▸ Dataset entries
########

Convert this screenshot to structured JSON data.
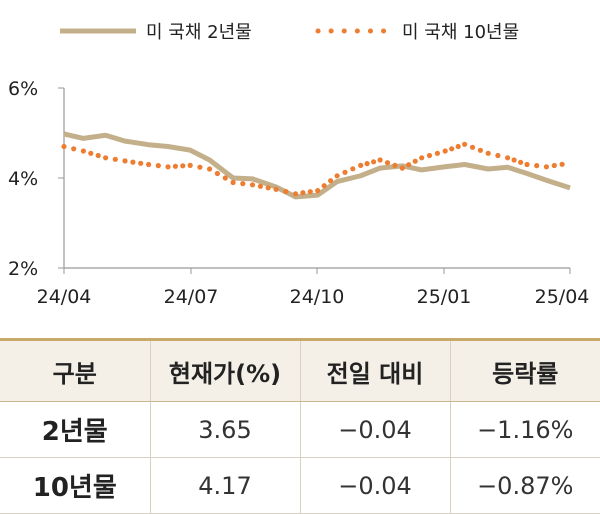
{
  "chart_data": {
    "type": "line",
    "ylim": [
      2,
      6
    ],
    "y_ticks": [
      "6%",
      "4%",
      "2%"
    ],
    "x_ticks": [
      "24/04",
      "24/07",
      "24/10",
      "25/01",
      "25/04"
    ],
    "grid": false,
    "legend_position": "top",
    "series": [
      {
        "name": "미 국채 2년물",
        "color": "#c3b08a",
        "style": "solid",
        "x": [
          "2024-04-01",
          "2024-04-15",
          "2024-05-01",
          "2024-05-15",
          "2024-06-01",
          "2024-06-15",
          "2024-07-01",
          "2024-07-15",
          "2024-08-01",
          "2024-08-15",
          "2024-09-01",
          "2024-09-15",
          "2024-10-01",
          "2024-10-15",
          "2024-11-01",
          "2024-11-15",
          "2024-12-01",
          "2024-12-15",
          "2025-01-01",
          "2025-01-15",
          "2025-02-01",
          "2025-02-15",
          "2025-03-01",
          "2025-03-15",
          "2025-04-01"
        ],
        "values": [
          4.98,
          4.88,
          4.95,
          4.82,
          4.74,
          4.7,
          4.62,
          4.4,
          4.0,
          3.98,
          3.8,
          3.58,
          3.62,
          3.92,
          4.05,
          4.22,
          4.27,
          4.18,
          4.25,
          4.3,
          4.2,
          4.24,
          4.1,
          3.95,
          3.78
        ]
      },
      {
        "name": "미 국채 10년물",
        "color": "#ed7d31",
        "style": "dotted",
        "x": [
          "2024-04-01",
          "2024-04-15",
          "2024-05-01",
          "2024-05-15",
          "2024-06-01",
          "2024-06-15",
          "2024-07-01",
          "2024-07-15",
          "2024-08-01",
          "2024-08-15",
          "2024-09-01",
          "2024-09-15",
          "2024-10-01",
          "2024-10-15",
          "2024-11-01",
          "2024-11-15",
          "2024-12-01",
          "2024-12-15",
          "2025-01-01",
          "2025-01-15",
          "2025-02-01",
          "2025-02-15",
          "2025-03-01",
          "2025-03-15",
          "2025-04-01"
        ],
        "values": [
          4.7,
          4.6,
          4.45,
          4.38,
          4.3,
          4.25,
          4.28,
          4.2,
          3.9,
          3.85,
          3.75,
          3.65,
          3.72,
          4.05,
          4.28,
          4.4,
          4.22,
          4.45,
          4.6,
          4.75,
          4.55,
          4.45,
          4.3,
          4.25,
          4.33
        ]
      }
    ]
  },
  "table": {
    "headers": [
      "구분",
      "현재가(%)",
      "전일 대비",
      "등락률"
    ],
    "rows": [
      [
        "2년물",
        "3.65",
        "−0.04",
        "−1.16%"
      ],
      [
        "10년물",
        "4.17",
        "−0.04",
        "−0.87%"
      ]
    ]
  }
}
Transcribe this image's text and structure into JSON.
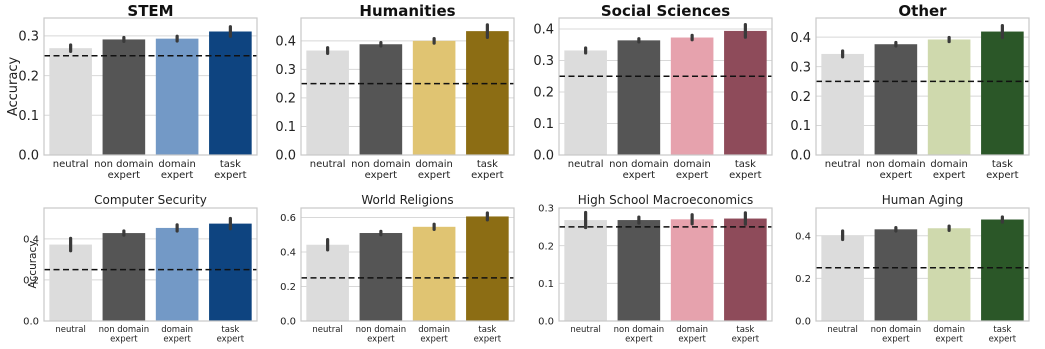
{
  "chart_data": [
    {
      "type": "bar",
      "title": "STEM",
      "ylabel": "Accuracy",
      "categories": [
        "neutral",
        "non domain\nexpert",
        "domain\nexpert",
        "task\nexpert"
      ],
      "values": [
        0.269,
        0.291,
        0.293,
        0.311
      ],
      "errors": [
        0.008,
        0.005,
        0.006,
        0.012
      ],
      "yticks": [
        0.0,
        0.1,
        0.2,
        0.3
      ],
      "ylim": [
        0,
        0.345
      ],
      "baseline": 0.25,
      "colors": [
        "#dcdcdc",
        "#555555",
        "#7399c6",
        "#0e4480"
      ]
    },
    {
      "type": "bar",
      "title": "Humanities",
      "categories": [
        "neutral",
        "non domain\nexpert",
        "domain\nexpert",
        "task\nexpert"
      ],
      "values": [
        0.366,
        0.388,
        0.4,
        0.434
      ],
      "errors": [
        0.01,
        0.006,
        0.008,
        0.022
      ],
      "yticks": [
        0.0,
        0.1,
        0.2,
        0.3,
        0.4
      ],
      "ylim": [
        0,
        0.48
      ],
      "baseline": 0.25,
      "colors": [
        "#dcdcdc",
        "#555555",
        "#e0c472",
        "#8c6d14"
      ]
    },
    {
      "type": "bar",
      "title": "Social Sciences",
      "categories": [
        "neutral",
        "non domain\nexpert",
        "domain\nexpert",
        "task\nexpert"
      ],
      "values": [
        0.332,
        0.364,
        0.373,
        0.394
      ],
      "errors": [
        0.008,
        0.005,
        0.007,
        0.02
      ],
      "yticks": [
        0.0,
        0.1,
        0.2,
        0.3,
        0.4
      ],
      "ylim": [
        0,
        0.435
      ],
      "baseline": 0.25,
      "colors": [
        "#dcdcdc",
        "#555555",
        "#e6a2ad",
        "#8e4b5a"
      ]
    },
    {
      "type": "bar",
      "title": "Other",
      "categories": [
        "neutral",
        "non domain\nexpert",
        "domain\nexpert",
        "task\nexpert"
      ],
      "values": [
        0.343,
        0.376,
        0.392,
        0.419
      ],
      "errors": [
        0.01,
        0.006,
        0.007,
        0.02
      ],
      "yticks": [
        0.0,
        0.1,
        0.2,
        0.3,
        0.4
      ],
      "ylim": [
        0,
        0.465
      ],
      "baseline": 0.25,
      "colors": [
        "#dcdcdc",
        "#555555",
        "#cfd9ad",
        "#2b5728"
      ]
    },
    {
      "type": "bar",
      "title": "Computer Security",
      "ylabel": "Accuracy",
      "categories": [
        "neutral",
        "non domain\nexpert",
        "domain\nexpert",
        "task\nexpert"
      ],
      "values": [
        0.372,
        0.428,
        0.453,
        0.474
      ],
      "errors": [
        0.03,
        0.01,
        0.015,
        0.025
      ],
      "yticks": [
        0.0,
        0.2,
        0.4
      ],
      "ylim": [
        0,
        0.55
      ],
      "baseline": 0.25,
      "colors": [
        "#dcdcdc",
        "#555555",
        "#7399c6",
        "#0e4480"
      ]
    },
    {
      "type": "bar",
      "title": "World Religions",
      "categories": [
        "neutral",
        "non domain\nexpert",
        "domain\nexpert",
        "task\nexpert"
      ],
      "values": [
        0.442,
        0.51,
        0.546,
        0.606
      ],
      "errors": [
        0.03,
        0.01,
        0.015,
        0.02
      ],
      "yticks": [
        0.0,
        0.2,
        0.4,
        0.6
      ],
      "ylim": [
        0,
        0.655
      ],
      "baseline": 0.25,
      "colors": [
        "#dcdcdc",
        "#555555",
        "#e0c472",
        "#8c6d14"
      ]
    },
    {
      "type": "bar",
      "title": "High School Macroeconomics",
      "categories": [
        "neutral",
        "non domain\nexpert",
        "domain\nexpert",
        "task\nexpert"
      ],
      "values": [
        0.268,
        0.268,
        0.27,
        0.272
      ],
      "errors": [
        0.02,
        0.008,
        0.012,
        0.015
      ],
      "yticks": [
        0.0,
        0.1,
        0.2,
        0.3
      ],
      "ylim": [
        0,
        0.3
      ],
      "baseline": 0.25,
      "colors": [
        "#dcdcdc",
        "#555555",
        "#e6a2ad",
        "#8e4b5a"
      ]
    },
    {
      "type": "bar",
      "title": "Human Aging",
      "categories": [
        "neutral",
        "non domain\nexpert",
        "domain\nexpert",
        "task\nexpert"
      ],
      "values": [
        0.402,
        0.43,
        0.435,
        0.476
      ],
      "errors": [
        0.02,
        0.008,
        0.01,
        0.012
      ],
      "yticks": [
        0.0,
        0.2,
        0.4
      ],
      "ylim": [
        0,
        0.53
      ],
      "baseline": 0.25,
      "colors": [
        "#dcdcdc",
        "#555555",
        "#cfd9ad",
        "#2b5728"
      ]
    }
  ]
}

########

▸ Task details
Quote the full listing above word for word; exclude every picture from the copy.

▸ Solution to this task
Convert this screenshot to structured JSON data.
{
  "chart_data": {
    "type": "line",
    "ylim": [
      2,
      6
    ],
    "y_ticks": [
      "6%",
      "4%",
      "2%"
    ],
    "x_ticks": [
      "24/04",
      "24/07",
      "24/10",
      "25/01",
      "25/04"
    ],
    "grid": false,
    "legend_position": "top",
    "series": [
      {
        "name": "미 국채 2년물",
        "color": "#c3b08a",
        "style": "solid",
        "x": [
          "2024-04-01",
          "2024-04-15",
          "2024-05-01",
          "2024-05-15",
          "2024-06-01",
          "2024-06-15",
          "2024-07-01",
          "2024-07-15",
          "2024-08-01",
          "2024-08-15",
          "2024-09-01",
          "2024-09-15",
          "2024-10-01",
          "2024-10-15",
          "2024-11-01",
          "2024-11-15",
          "2024-12-01",
          "2024-12-15",
          "2025-01-01",
          "2025-01-15",
          "2025-02-01",
          "2025-02-15",
          "2025-03-01",
          "2025-03-15",
          "2025-04-01"
        ],
        "values": [
          4.98,
          4.88,
          4.95,
          4.82,
          4.74,
          4.7,
          4.62,
          4.4,
          4.0,
          3.98,
          3.8,
          3.58,
          3.62,
          3.92,
          4.05,
          4.22,
          4.27,
          4.18,
          4.25,
          4.3,
          4.2,
          4.24,
          4.1,
          3.95,
          3.78
        ]
      },
      {
        "name": "미 국채 10년물",
        "color": "#ed7d31",
        "style": "dotted",
        "x": [
          "2024-04-01",
          "2024-04-15",
          "2024-05-01",
          "2024-05-15",
          "2024-06-01",
          "2024-06-15",
          "2024-07-01",
          "2024-07-15",
          "2024-08-01",
          "2024-08-15",
          "2024-09-01",
          "2024-09-15",
          "2024-10-01",
          "2024-10-15",
          "2024-11-01",
          "2024-11-15",
          "2024-12-01",
          "2024-12-15",
          "2025-01-01",
          "2025-01-15",
          "2025-02-01",
          "2025-02-15",
          "2025-03-01",
          "2025-03-15",
          "2025-04-01"
        ],
        "values": [
          4.7,
          4.6,
          4.45,
          4.38,
          4.3,
          4.25,
          4.28,
          4.2,
          3.9,
          3.85,
          3.75,
          3.65,
          3.72,
          4.05,
          4.28,
          4.4,
          4.22,
          4.45,
          4.6,
          4.75,
          4.55,
          4.45,
          4.3,
          4.25,
          4.33
        ]
      }
    ]
  },
  "table": {
    "headers": [
      "구분",
      "현재가(%)",
      "전일 대비",
      "등락률"
    ],
    "rows": [
      [
        "2년물",
        "3.65",
        "−0.04",
        "−1.16%"
      ],
      [
        "10년물",
        "4.17",
        "−0.04",
        "−0.87%"
      ]
    ]
  }
}
Transcribe this image's text and structure into JSON.
{
  "chart_data": [
    {
      "type": "bar",
      "title": "STEM",
      "ylabel": "Accuracy",
      "categories": [
        "neutral",
        "non domain\nexpert",
        "domain\nexpert",
        "task\nexpert"
      ],
      "values": [
        0.269,
        0.291,
        0.293,
        0.311
      ],
      "errors": [
        0.008,
        0.005,
        0.006,
        0.012
      ],
      "yticks": [
        0.0,
        0.1,
        0.2,
        0.3
      ],
      "ylim": [
        0,
        0.345
      ],
      "baseline": 0.25,
      "colors": [
        "#dcdcdc",
        "#555555",
        "#7399c6",
        "#0e4480"
      ]
    },
    {
      "type": "bar",
      "title": "Humanities",
      "categories": [
        "neutral",
        "non domain\nexpert",
        "domain\nexpert",
        "task\nexpert"
      ],
      "values": [
        0.366,
        0.388,
        0.4,
        0.434
      ],
      "errors": [
        0.01,
        0.006,
        0.008,
        0.022
      ],
      "yticks": [
        0.0,
        0.1,
        0.2,
        0.3,
        0.4
      ],
      "ylim": [
        0,
        0.48
      ],
      "baseline": 0.25,
      "colors": [
        "#dcdcdc",
        "#555555",
        "#e0c472",
        "#8c6d14"
      ]
    },
    {
      "type": "bar",
      "title": "Social Sciences",
      "categories": [
        "neutral",
        "non domain\nexpert",
        "domain\nexpert",
        "task\nexpert"
      ],
      "values": [
        0.332,
        0.364,
        0.373,
        0.394
      ],
      "errors": [
        0.008,
        0.005,
        0.007,
        0.02
      ],
      "yticks": [
        0.0,
        0.1,
        0.2,
        0.3,
        0.4
      ],
      "ylim": [
        0,
        0.435
      ],
      "baseline": 0.25,
      "colors": [
        "#dcdcdc",
        "#555555",
        "#e6a2ad",
        "#8e4b5a"
      ]
    },
    {
      "type": "bar",
      "title": "Other",
      "categories": [
        "neutral",
        "non domain\nexpert",
        "domain\nexpert",
        "task\nexpert"
      ],
      "values": [
        0.343,
        0.376,
        0.392,
        0.419
      ],
      "errors": [
        0.01,
        0.006,
        0.007,
        0.02
      ],
      "yticks": [
        0.0,
        0.1,
        0.2,
        0.3,
        0.4
      ],
      "ylim": [
        0,
        0.465
      ],
      "baseline": 0.25,
      "colors": [
        "#dcdcdc",
        "#555555",
        "#cfd9ad",
        "#2b5728"
      ]
    },
    {
      "type": "bar",
      "title": "Computer Security",
      "ylabel": "Accuracy",
      "categories": [
        "neutral",
        "non domain\nexpert",
        "domain\nexpert",
        "task\nexpert"
      ],
      "values": [
        0.372,
        0.428,
        0.453,
        0.474
      ],
      "errors": [
        0.03,
        0.01,
        0.015,
        0.025
      ],
      "yticks": [
        0.0,
        0.2,
        0.4
      ],
      "ylim": [
        0,
        0.55
      ],
      "baseline": 0.25,
      "colors": [
        "#dcdcdc",
        "#555555",
        "#7399c6",
        "#0e4480"
      ]
    },
    {
      "type": "bar",
      "title": "World Religions",
      "categories": [
        "neutral",
        "non domain\nexpert",
        "domain\nexpert",
        "task\nexpert"
      ],
      "values": [
        0.442,
        0.51,
        0.546,
        0.606
      ],
      "errors": [
        0.03,
        0.01,
        0.015,
        0.02
      ],
      "yticks": [
        0.0,
        0.2,
        0.4,
        0.6
      ],
      "ylim": [
        0,
        0.655
      ],
      "baseline": 0.25,
      "colors": [
        "#dcdcdc",
        "#555555",
        "#e0c472",
        "#8c6d14"
      ]
    },
    {
      "type": "bar",
      "title": "High School Macroeconomics",
      "categories": [
        "neutral",
        "non domain\nexpert",
        "domain\nexpert",
        "task\nexpert"
      ],
      "values": [
        0.268,
        0.268,
        0.27,
        0.272
      ],
      "errors": [
        0.02,
        0.008,
        0.012,
        0.015
      ],
      "yticks": [
        0.0,
        0.1,
        0.2,
        0.3
      ],
      "ylim": [
        0,
        0.3
      ],
      "baseline": 0.25,
      "colors": [
        "#dcdcdc",
        "#555555",
        "#e6a2ad",
        "#8e4b5a"
      ]
    },
    {
      "type": "bar",
      "title": "Human Aging",
      "categories": [
        "neutral",
        "non domain\nexpert",
        "domain\nexpert",
        "task\nexpert"
      ],
      "values": [
        0.402,
        0.43,
        0.435,
        0.476
      ],
      "errors": [
        0.02,
        0.008,
        0.01,
        0.012
      ],
      "yticks": [
        0.0,
        0.2,
        0.4
      ],
      "ylim": [
        0,
        0.53
      ],
      "baseline": 0.25,
      "colors": [
        "#dcdcdc",
        "#555555",
        "#cfd9ad",
        "#2b5728"
      ]
    }
  ]
}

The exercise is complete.